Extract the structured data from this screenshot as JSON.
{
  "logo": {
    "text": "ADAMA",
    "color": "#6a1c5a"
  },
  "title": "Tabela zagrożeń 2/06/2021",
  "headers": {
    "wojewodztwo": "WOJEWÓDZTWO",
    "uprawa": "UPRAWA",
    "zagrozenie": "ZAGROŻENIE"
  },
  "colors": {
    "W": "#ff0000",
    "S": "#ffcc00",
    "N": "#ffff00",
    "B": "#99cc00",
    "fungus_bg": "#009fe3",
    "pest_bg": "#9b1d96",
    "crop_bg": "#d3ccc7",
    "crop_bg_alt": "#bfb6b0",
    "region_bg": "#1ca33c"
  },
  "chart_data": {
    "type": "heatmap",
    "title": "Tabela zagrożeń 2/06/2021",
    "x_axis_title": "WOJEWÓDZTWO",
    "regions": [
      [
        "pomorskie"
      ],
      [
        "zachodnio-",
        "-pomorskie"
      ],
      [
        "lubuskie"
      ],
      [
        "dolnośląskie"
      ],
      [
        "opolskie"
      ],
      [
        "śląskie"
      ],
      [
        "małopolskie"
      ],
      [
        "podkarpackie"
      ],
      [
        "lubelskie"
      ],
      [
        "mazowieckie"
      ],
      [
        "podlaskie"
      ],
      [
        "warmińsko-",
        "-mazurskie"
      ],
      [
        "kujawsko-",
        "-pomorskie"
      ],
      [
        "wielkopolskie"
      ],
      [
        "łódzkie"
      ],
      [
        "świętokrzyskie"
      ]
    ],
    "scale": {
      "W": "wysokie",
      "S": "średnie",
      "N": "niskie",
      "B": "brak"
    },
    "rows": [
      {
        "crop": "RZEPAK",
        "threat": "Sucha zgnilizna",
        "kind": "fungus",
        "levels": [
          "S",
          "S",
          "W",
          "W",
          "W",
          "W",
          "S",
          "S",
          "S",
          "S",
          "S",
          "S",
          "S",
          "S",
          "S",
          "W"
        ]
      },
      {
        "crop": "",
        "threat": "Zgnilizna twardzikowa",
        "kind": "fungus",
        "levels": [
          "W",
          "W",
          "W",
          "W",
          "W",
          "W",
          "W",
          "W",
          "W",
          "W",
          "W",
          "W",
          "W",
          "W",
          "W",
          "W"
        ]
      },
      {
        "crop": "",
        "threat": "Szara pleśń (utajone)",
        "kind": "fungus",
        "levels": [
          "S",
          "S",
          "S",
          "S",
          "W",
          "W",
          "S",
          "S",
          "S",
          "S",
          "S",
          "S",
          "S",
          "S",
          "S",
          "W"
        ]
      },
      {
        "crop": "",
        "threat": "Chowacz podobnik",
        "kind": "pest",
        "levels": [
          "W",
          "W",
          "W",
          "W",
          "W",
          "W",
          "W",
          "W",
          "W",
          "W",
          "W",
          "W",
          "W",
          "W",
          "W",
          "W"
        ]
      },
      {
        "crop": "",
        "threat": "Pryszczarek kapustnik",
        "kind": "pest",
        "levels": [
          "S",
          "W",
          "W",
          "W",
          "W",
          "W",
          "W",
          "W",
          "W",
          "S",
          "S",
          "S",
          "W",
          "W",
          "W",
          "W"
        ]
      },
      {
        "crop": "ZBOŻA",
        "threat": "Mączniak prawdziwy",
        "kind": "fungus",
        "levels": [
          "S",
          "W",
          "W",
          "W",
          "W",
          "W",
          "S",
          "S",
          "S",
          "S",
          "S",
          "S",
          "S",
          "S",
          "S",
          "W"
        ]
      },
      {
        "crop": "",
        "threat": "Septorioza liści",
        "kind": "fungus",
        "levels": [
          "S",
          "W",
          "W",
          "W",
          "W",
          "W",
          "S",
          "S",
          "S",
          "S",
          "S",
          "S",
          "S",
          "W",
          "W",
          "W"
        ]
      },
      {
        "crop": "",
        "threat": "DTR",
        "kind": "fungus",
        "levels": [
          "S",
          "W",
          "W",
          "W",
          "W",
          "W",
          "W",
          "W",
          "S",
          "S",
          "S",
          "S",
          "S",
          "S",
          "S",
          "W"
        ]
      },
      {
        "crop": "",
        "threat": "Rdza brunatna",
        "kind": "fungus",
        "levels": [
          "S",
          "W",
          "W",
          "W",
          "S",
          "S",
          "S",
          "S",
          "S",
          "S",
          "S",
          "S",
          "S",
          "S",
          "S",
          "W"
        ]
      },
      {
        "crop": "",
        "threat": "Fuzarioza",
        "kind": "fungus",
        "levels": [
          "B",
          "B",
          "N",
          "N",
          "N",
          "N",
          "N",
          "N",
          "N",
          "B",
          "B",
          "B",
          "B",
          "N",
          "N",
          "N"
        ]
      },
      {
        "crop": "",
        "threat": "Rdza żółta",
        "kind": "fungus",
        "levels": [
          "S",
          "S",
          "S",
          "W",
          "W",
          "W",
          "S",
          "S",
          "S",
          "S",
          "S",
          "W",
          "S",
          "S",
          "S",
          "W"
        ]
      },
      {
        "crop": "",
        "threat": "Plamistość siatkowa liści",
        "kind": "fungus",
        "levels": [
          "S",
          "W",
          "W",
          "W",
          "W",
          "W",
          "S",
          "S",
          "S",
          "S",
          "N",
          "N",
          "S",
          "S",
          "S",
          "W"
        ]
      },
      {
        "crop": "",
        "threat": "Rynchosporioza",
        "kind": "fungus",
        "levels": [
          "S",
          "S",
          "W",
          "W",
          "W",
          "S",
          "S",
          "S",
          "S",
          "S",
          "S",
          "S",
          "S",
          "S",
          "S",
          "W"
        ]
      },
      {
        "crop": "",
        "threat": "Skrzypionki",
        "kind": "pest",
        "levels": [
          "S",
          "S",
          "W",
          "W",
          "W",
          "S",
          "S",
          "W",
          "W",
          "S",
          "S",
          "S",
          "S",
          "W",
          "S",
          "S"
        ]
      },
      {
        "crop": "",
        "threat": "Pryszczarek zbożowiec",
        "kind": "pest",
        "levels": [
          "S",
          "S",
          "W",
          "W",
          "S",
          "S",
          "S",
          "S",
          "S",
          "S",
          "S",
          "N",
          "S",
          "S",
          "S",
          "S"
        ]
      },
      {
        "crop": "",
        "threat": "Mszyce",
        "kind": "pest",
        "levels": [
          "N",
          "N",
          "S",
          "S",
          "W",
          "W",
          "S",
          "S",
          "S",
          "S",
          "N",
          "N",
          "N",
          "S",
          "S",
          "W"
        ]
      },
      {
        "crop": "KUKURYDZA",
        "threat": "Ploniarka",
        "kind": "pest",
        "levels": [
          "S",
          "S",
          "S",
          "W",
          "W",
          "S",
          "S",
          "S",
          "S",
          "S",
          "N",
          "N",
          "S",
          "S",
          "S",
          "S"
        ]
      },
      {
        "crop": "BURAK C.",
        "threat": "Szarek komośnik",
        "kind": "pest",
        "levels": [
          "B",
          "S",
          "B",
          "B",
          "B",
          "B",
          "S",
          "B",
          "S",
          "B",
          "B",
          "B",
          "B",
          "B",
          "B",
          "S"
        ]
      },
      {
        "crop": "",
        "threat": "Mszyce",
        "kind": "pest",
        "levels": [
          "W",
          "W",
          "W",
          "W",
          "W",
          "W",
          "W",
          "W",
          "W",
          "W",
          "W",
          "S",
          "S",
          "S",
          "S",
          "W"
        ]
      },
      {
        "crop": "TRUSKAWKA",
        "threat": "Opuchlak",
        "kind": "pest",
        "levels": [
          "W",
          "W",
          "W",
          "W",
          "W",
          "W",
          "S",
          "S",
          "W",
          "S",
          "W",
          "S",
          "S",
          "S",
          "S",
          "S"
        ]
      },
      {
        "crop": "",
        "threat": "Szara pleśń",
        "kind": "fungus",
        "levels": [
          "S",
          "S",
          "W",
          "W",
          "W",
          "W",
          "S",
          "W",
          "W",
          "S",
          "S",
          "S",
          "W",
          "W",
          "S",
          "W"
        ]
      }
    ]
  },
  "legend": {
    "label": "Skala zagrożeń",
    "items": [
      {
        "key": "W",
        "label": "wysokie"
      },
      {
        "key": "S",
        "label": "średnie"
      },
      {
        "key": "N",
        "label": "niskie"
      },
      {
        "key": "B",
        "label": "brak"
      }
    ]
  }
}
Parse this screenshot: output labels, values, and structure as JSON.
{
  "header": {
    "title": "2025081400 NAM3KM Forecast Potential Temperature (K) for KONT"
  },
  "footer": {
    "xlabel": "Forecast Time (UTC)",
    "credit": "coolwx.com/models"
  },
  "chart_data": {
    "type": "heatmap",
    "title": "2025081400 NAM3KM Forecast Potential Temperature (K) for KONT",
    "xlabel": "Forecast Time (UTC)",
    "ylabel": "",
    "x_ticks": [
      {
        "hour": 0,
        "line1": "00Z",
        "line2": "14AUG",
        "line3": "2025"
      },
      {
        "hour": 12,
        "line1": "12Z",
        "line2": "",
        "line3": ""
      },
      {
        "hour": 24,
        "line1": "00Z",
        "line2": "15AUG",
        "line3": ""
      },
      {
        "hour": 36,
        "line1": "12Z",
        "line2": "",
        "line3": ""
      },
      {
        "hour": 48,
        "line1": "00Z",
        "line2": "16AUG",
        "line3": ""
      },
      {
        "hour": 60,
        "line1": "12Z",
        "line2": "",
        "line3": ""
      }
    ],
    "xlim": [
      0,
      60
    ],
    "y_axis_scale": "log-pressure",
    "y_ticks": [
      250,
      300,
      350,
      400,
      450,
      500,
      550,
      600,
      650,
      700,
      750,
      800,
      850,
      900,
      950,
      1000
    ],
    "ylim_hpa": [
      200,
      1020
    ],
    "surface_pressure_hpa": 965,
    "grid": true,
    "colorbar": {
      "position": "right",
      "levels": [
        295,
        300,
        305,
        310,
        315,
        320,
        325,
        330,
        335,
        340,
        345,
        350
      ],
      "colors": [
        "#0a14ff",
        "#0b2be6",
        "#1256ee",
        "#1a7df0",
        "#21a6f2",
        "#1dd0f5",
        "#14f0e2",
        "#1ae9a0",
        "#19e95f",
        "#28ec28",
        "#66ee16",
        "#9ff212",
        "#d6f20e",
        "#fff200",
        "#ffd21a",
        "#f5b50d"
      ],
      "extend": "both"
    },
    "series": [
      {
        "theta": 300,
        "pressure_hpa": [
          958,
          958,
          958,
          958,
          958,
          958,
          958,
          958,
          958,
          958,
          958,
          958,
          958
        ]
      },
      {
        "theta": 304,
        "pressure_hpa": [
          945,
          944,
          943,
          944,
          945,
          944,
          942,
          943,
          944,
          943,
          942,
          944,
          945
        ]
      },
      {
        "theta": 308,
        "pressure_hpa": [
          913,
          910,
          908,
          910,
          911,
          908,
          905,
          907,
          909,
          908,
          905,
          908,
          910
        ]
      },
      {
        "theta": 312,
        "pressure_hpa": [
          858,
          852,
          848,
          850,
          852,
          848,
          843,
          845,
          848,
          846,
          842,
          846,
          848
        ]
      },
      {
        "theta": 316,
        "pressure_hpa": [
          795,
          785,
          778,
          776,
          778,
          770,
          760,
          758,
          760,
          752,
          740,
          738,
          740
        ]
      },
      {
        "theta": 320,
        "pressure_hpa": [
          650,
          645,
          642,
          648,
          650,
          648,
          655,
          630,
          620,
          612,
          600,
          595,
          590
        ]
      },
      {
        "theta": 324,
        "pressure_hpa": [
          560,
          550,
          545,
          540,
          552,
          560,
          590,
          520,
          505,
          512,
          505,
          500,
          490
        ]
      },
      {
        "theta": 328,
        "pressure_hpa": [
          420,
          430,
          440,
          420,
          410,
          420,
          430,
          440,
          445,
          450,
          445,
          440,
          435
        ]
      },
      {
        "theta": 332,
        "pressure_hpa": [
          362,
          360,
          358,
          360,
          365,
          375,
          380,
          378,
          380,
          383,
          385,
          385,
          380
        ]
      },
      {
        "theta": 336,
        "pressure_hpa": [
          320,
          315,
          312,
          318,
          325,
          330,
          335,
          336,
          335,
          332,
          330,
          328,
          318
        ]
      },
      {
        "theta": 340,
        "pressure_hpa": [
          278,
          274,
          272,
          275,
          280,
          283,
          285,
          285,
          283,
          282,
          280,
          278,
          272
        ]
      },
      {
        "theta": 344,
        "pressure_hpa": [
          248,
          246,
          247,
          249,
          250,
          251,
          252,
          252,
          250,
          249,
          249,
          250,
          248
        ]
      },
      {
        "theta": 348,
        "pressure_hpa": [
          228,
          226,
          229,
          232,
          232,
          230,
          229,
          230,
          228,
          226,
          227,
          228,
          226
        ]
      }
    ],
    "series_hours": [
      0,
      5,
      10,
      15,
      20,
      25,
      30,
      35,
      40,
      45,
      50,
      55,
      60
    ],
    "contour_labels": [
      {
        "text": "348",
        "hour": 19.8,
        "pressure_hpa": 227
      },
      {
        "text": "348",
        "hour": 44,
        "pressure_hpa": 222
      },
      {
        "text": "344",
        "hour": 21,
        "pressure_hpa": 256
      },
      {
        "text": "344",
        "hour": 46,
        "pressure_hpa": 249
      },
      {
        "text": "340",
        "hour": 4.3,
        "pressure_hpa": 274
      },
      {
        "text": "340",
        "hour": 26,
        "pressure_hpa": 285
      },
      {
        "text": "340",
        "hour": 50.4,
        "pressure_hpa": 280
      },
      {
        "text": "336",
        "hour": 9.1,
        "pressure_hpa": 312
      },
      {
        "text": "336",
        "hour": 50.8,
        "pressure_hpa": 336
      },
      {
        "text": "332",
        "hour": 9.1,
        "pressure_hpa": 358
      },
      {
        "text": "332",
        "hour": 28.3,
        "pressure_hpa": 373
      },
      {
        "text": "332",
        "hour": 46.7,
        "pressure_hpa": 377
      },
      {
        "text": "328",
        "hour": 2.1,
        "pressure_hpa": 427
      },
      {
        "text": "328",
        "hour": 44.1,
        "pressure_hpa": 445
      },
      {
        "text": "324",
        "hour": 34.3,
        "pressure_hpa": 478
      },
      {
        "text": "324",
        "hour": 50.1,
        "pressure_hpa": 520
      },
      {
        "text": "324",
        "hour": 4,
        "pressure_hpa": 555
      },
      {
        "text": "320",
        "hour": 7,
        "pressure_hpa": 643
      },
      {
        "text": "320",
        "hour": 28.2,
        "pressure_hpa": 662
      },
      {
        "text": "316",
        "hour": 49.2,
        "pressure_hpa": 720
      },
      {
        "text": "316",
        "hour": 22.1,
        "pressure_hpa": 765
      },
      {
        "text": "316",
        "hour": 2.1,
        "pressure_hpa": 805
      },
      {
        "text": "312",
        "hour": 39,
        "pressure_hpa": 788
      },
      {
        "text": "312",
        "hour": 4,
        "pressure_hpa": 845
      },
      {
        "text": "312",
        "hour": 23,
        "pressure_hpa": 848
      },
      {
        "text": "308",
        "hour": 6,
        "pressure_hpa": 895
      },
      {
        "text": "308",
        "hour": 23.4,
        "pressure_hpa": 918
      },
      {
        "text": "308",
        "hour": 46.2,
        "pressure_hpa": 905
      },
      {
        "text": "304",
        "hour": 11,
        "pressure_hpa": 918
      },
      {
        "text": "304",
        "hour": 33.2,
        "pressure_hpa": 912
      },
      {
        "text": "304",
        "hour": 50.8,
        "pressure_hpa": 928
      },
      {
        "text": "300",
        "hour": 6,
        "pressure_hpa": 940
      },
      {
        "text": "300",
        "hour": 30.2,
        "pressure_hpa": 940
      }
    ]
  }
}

■ **DIRECTIONS FOR THIS TASK**: Select all lines in the listing above where the word "Forecast" appears, and show them.

■ **EXERCISE SOLUTION**:
    "title": "2025081400 NAM3KM Forecast Potential Temperature (K) for KONT"
    "xlabel": "Forecast Time (UTC)",
    "title": "2025081400 NAM3KM Forecast Potential Temperature (K) for KONT",
    "xlabel": "Forecast Time (UTC)",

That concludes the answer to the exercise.